GIVEN INSTRUCTION | Wherever a line below holds the word "this", copy that line.

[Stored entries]
>>>>

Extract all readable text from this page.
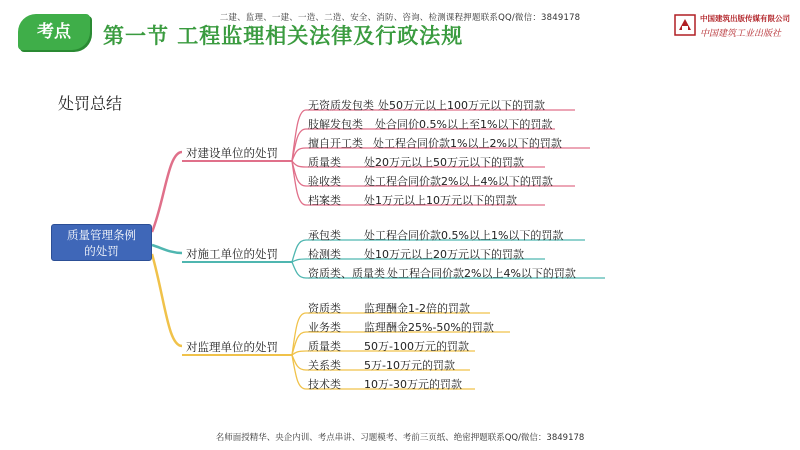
二建、监理、一建、一造、二造、安全、消防、咨询、检测课程押题联系QQ/微信：3849178
考点	第一节 工程监理相关法律及行政法规
中国建筑出版传媒有限公司
中国建筑工业出版社
处罚总结
质量管理条例
的处罚
对建设单位的处罚
对施工单位的处罚
对监理单位的处罚
无资质发包类 处50万元以上100万元以下的罚款
肢解发包类 处合同价0.5%以上至1%以下的罚款
擅自开工类 处工程合同价款1%以上2%以下的罚款
质量类 处20万元以上50万元以下的罚款
验收类 处工程合同价款2%以上4%以下的罚款
档案类 处1万元以上10万元以下的罚款
承包类 处工程合同价款0.5%以上1%以下的罚款
检测类 处10万元以上20万元以下的罚款
资质类、质量类 处工程合同价款2%以上4%以下的罚款
资质类 监理酬金1-2倍的罚款
业务类 监理酬金25%-50%的罚款
质量类 50万-100万元的罚款
关系类 5万-10万元的罚款
技术类 10万-30万元的罚款
名师面授精华、央企内训、考点串讲、习题模考、考前三页纸、绝密押题联系QQ/微信：3849178
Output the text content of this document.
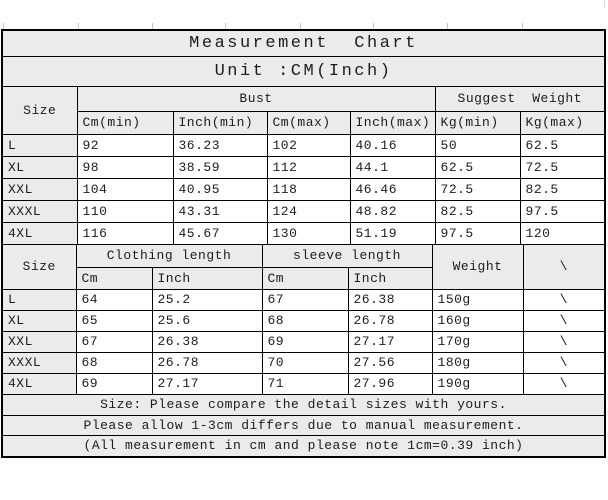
Measurement  Chart
Unit :CM(Inch)
Size	Bust				Suggest  Weight	
	Cm(min)	Inch(min)	Cm(max)	Inch(max)	Kg(min)	Kg(max)
L	92	36.23	102	40.16	50	62.5
XL	98	38.59	112	44.1	62.5	72.5
XXL	104	40.95	118	46.46	72.5	82.5
XXXL	110	43.31	124	48.82	82.5	97.5
4XL	116	45.67	130	51.19	97.5	120
Size	Clothing length		sleeve length		Weight	\
	Cm	Inch	Cm	Inch		
L	64	25.2	67	26.38	150g	\
XL	65	25.6	68	26.78	160g	\
XXL	67	26.38	69	27.17	170g	\
XXXL	68	26.78	70	27.56	180g	\
4XL	69	27.17	71	27.96	190g	\
Size: Please compare the detail sizes with yours.
Please allow 1-3cm differs due to manual measurement.
(All measurement in cm and please note 1cm=0.39 inch)
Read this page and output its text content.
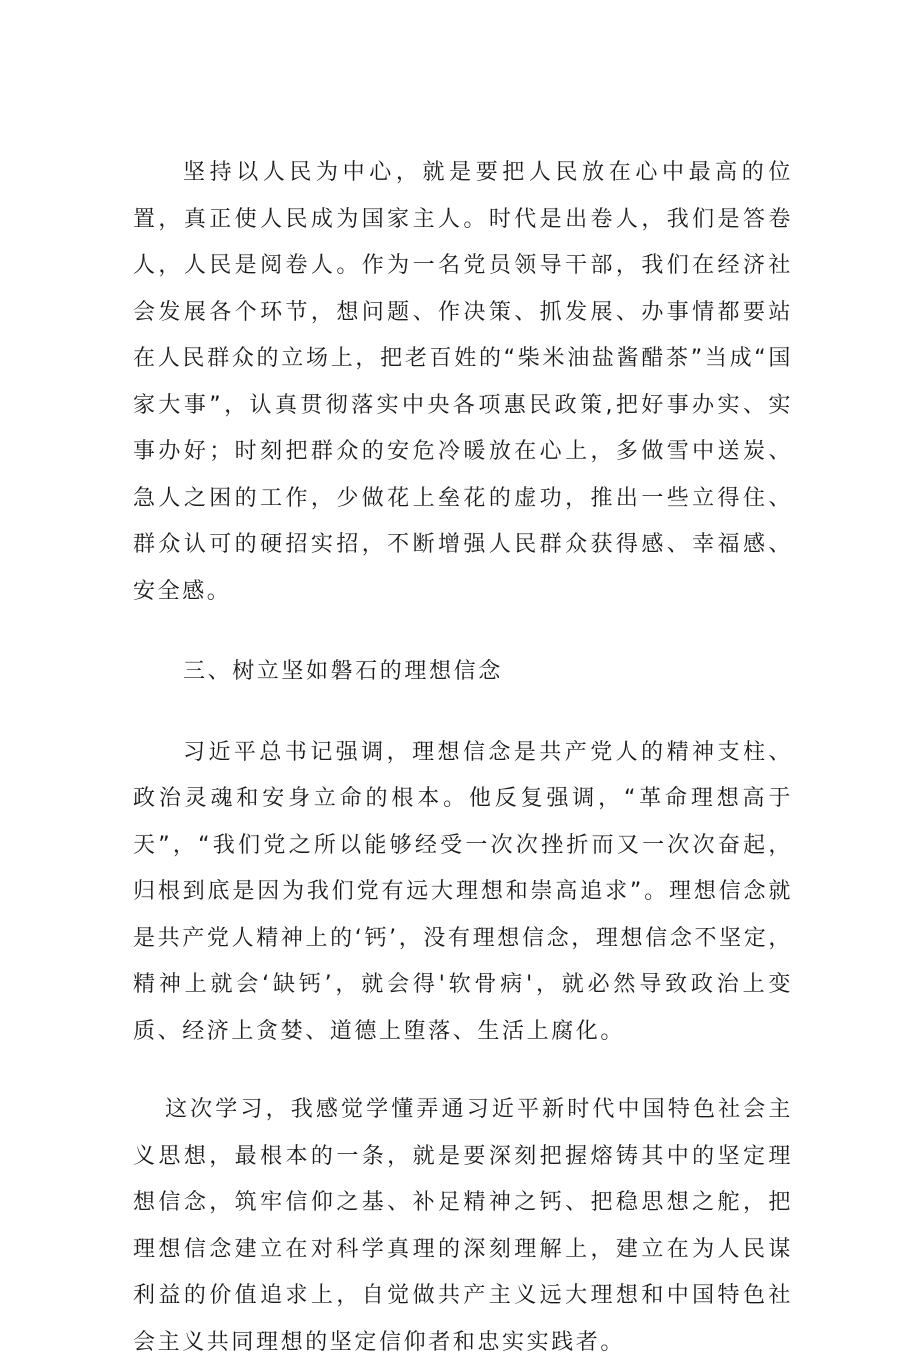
坚持以人民为中心，就是要把人民放在心中最高的位置，真正使人民成为国家主人。时代是出卷人，我们是答卷人，人民是阅卷人。作为一名党员领导干部，我们在经济社会发展各个环节，想问题、作决策、抓发展、办事情都要站在人民群众的立场上，把老百姓的“柴米油盐酱醋茶”当成“国家大事”，认真贯彻落实中央各项惠民政策,把好事办实、实事办好；时刻把群众的安危冷暖放在心上，多做雪中送炭、急人之困的工作，少做花上垒花的虚功，推出一些立得住、群众认可的硬招实招，不断增强人民群众获得感、幸福感、安全感。

三、树立坚如磐石的理想信念

习近平总书记强调，理想信念是共产党人的精神支柱、政治灵魂和安身立命的根本。他反复强调，“革命理想高于天”，“我们党之所以能够经受一次次挫折而又一次次奋起，归根到底是因为我们党有远大理想和崇高追求”。理想信念就是共产党人精神上的‘钙’，没有理想信念，理想信念不坚定，精神上就会‘缺钙’，就会得'软骨病'，就必然导致政治上变质、经济上贪婪、道德上堕落、生活上腐化。

这次学习，我感觉学懂弄通习近平新时代中国特色社会主义思想，最根本的一条，就是要深刻把握熔铸其中的坚定理想信念，筑牢信仰之基、补足精神之钙、把稳思想之舵，把理想信念建立在对科学真理的深刻理解上，建立在为人民谋利益的价值追求上，自觉做共产主义远大理想和中国特色社会主义共同理想的坚定信仰者和忠实实践者。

<<<<

REPLY TO THE TASK |
Extract all readable text from this page.
Output the text content of this document.
Read this page and output its text content.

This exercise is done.